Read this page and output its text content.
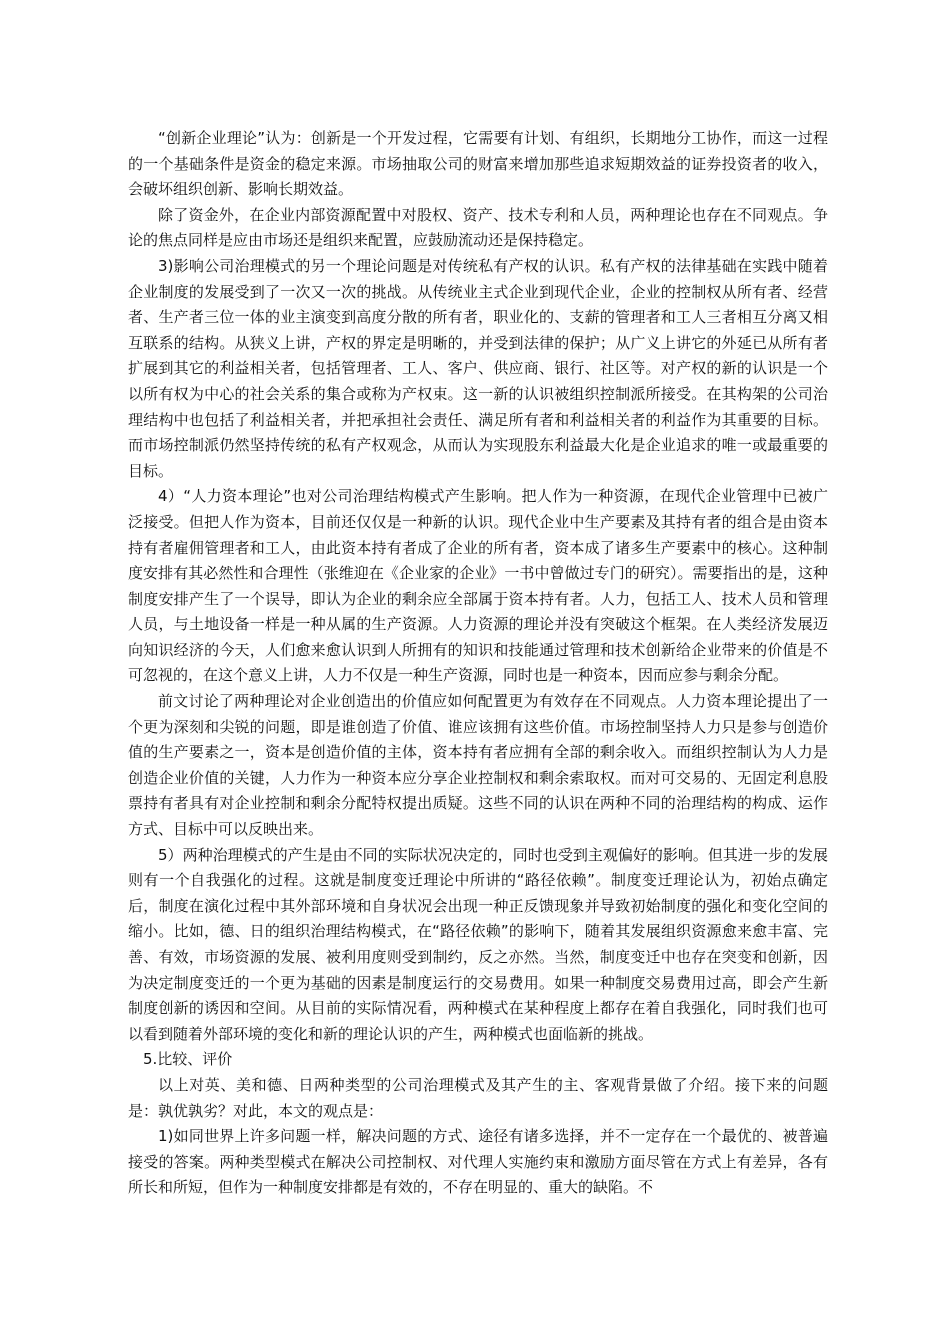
“创新企业理论”认为：创新是一个开发过程，它需要有计划、有组织，长期地分工协作，而这一过程的一个基础条件是资金的稳定来源。市场抽取公司的财富来增加那些追求短期效益的证券投资者的收入，会破坏组织创新、影响长期效益。

除了资金外，在企业内部资源配置中对股权、资产、技术专利和人员，两种理论也存在不同观点。争论的焦点同样是应由市场还是组织来配置，应鼓励流动还是保持稳定。

3)影响公司治理模式的另一个理论问题是对传统私有产权的认识。私有产权的法律基础在实践中随着企业制度的发展受到了一次又一次的挑战。从传统业主式企业到现代企业，企业的控制权从所有者、经营者、生产者三位一体的业主演变到高度分散的所有者，职业化的、支薪的管理者和工人三者相互分离又相互联系的结构。从狭义上讲，产权的界定是明晰的，并受到法律的保护；从广义上讲它的外延已从所有者扩展到其它的利益相关者，包括管理者、工人、客户、供应商、银行、社区等。对产权的新的认识是一个以所有权为中心的社会关系的集合或称为产权束。这一新的认识被组织控制派所接受。在其构架的公司治理结构中也包括了利益相关者，并把承担社会责任、满足所有者和利益相关者的利益作为其重要的目标。而市场控制派仍然坚持传统的私有产权观念，从而认为实现股东利益最大化是企业追求的唯一或最重要的目标。

4）“人力资本理论”也对公司治理结构模式产生影响。把人作为一种资源，在现代企业管理中已被广泛接受。但把人作为资本，目前还仅仅是一种新的认识。现代企业中生产要素及其持有者的组合是由资本持有者雇佣管理者和工人，由此资本持有者成了企业的所有者，资本成了诸多生产要素中的核心。这种制度安排有其必然性和合理性（张维迎在《企业家的企业》一书中曾做过专门的研究）。需要指出的是，这种制度安排产生了一个误导，即认为企业的剩余应全部属于资本持有者。人力，包括工人、技术人员和管理人员，与土地设备一样是一种从属的生产资源。人力资源的理论并没有突破这个框架。在人类经济发展迈向知识经济的今天，人们愈来愈认识到人所拥有的知识和技能通过管理和技术创新给企业带来的价值是不可忽视的，在这个意义上讲，人力不仅是一种生产资源，同时也是一种资本，因而应参与剩余分配。

前文讨论了两种理论对企业创造出的价值应如何配置更为有效存在不同观点。人力资本理论提出了一个更为深刻和尖锐的问题，即是谁创造了价值、谁应该拥有这些价值。市场控制坚持人力只是参与创造价值的生产要素之一，资本是创造价值的主体，资本持有者应拥有全部的剩余收入。而组织控制认为人力是创造企业价值的关键，人力作为一种资本应分享企业控制权和剩余索取权。而对可交易的、无固定利息股票持有者具有对企业控制和剩余分配特权提出质疑。这些不同的认识在两种不同的治理结构的构成、运作方式、目标中可以反映出来。

5）两种治理模式的产生是由不同的实际状况决定的，同时也受到主观偏好的影响。但其进一步的发展则有一个自我强化的过程。这就是制度变迁理论中所讲的“路径依赖”。制度变迁理论认为，初始点确定后，制度在演化过程中其外部环境和自身状况会出现一种正反馈现象并导致初始制度的强化和变化空间的缩小。比如，德、日的组织治理结构模式，在“路径依赖”的影响下，随着其发展组织资源愈来愈丰富、完善、有效，市场资源的发展、被利用度则受到制约，反之亦然。当然，制度变迁中也存在突变和创新，因为决定制度变迁的一个更为基础的因素是制度运行的交易费用。如果一种制度交易费用过高，即会产生新制度创新的诱因和空间。从目前的实际情况看，两种模式在某种程度上都存在着自我强化，同时我们也可以看到随着外部环境的变化和新的理论认识的产生，两种模式也面临新的挑战。

5.比较、评价

以上对英、美和德、日两种类型的公司治理模式及其产生的主、客观背景做了介绍。接下来的问题是：孰优孰劣？对此，本文的观点是：

1)如同世界上许多问题一样，解决问题的方式、途径有诸多选择，并不一定存在一个最优的、被普遍接受的答案。两种类型模式在解决公司控制权、对代理人实施约束和激励方面尽管在方式上有差异，各有所长和所短，但作为一种制度安排都是有效的，不存在明显的、重大的缺陷。不
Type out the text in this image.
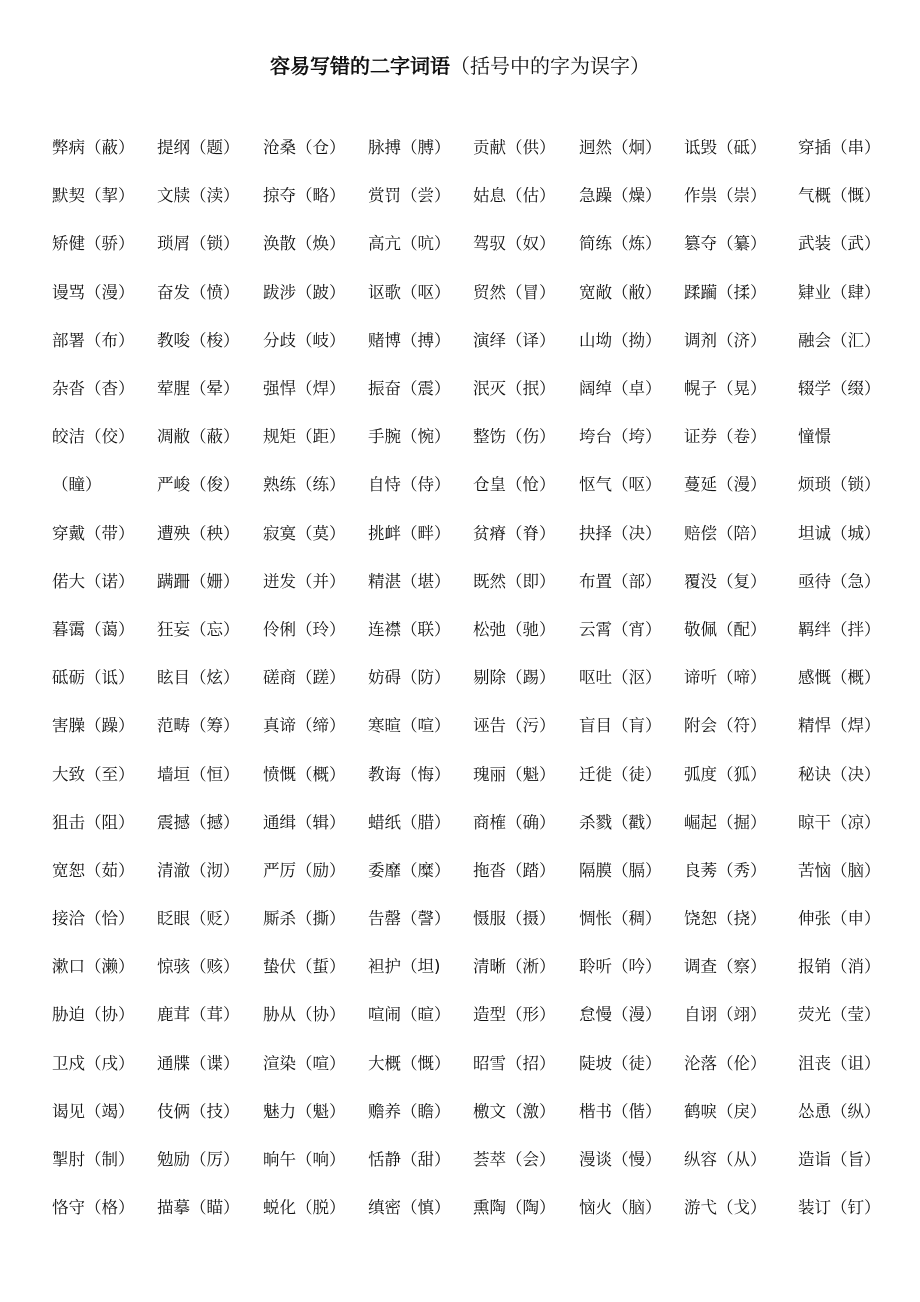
容易写错的二字词语（括号中的字为误字）
弊病（蔽） 提纲（题） 沧桑（仓） 脉搏（膊） 贡献（供） 迥然（炯） 诋毁（砥） 穿插（串）
默契（挈） 文牍（渎） 掠夺（略） 赏罚（尝） 姑息（估） 急躁（燥） 作祟（崇） 气概（慨）
矫健（骄） 琐屑（锁） 涣散（焕） 高亢（吭） 驾驭（奴） 简练（炼） 篡夺（纂） 武装（武）
谩骂（漫） 奋发（愤） 跋涉（跛） 讴歌（呕） 贸然（冒） 宽敞（敝） 蹂躏（揉） 肄业（肆）
部署（布） 教唆（梭） 分歧（岐） 赌博（搏） 演绎（译） 山坳（拗） 调剂（济） 融会（汇）
杂沓（杳） 荤腥（晕） 强悍（焊） 振奋（震） 泯灭（抿） 阔绰（卓） 幌子（晃） 辍学（缀）
皎洁（佼） 凋敝（蔽） 规矩（距） 手腕（惋） 整饬（伤） 垮台（垮） 证券（卷） 憧憬
（瞳）	严峻（俊） 熟练（练） 自恃（侍） 仓皇（怆） 怄气（呕） 蔓延（漫） 烦琐（锁）
穿戴（带） 遭殃（秧） 寂寞（莫） 挑衅（畔） 贫瘠（脊） 抉择（决） 赔偿（陪） 坦诚（城）
偌大（诺） 蹒跚（姗） 迸发（并） 精湛（堪） 既然（即） 布置（部） 覆没（复） 亟待（急）
暮霭（蔼） 狂妄（忘） 伶俐（玲） 连襟（联） 松弛（驰） 云霄（宵） 敬佩（配） 羁绊（拌）
砥砺（诋） 眩目（炫） 磋商（蹉） 妨碍（防） 剔除（踢） 呕吐（沤） 谛听（啼） 感慨（概）
害臊（躁） 范畴（筹） 真谛（缔） 寒暄（喧） 诬告（污） 盲目（肓） 附会（符） 精悍（焊）
大致（至） 墙垣（恒） 愤慨（概） 教诲（悔） 瑰丽（魁） 迁徙（徒） 弧度（狐） 秘诀（决）
狙击（阻） 震撼（撼） 通缉（辑） 蜡纸（腊） 商榷（确） 杀戮（戳） 崛起（掘） 晾干（凉）
宽恕（茹） 清澈（沏） 严厉（励） 委靡（糜） 拖沓（踏） 隔膜（膈） 良莠（秀） 苦恼（脑）
接洽（恰） 眨眼（贬） 厮杀（撕） 告罄（謦） 慑服（摄） 惆怅（稠） 饶恕（挠） 伸张（申）
漱口（濑） 惊骇（赅） 蛰伏（蜇） 袒护（坦) 清晰（淅） 聆听（吟） 调查（察） 报销（消）
胁迫（协） 鹿茸（茸） 胁从（协） 喧闹（暄） 造型（形） 怠慢（漫） 自诩（翊） 荧光（莹）
卫戍（戌） 通牒（谍） 渲染（喧） 大概（慨） 昭雪（招） 陡坡（徒） 沦落（伦） 沮丧（诅）
谒见（竭） 伎俩（技） 魅力（魁） 赡养（瞻） 檄文（激） 楷书（偕） 鹤唳（戾） 怂恿（纵）
掣肘（制） 勉励（厉） 晌午（响） 恬静（甜） 荟萃（会） 漫谈（慢） 纵容（从） 造诣（旨）
恪守（格） 描摹（瞄） 蜕化（脱） 缜密（慎） 熏陶（陶） 恼火（脑） 游弋（戈） 装订（钉）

____________

Your instructions: From the records above, pick out and copy each line holding the word "text".

Written reply:
Read this page and output its text content.
Type out the text in this image.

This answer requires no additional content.